• [DIRECTION] In the material below, the lines containing the word "födelseländer" are required; copy each of them.

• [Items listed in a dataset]
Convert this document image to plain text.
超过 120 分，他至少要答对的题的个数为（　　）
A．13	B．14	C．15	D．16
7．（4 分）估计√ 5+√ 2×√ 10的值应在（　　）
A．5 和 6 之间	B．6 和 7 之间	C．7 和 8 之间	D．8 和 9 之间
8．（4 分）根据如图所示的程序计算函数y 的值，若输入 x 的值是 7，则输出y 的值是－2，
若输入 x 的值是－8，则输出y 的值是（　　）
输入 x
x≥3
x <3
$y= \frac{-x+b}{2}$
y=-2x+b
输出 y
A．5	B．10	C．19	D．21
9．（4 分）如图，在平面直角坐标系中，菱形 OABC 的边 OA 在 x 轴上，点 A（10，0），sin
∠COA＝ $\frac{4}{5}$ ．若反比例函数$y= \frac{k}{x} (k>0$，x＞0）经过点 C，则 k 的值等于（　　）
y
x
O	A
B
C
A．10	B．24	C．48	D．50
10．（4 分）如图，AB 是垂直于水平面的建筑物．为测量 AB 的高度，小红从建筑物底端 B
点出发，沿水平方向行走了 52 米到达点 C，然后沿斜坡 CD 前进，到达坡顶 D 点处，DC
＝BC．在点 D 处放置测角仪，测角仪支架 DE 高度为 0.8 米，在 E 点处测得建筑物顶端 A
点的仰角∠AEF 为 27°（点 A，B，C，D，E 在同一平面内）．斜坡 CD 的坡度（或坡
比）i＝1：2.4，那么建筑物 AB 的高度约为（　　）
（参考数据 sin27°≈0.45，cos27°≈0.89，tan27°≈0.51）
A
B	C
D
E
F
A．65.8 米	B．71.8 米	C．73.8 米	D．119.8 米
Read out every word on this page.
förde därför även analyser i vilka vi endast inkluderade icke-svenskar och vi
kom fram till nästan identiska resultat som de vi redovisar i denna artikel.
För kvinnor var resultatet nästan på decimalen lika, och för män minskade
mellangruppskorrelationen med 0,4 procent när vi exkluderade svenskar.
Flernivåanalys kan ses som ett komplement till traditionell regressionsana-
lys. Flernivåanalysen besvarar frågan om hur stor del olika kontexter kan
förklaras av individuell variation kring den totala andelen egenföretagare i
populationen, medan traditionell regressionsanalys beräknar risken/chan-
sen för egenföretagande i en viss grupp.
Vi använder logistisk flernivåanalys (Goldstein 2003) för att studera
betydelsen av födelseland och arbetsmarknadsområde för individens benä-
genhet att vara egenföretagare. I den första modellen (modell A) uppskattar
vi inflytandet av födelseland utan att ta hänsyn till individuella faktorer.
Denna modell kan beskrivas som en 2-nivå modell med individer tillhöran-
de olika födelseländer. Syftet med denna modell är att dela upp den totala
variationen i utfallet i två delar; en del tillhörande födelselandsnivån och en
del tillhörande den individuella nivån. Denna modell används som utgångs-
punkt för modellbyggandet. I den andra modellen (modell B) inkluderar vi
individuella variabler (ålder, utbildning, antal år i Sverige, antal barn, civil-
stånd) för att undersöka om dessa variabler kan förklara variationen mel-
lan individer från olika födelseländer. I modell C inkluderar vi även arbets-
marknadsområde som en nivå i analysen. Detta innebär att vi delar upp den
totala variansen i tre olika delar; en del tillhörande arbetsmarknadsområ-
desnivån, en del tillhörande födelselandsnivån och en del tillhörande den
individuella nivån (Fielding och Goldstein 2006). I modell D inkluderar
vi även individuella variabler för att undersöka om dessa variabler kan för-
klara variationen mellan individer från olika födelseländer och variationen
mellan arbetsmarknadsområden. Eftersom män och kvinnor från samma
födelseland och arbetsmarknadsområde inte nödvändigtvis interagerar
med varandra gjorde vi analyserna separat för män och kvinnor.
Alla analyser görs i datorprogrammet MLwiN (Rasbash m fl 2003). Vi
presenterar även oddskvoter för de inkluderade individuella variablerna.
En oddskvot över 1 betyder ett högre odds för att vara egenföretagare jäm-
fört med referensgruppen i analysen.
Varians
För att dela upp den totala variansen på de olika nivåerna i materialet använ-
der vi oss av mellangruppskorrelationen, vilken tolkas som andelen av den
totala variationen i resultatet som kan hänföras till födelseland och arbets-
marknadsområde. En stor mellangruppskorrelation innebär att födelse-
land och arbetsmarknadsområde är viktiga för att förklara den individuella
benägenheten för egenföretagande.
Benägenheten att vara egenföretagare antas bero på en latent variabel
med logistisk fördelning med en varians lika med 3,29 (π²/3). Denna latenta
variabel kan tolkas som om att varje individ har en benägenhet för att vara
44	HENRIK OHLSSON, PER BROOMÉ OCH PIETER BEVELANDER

• [RESPONSE FOR THIS EXERCISE]
de olika födelseländer. Syftet med denna modell är att dela upp den totala
lan individer från olika födelseländer. I modell C inkluderar vi även arbets-
klara variationen mellan individer från olika födelseländer och variationen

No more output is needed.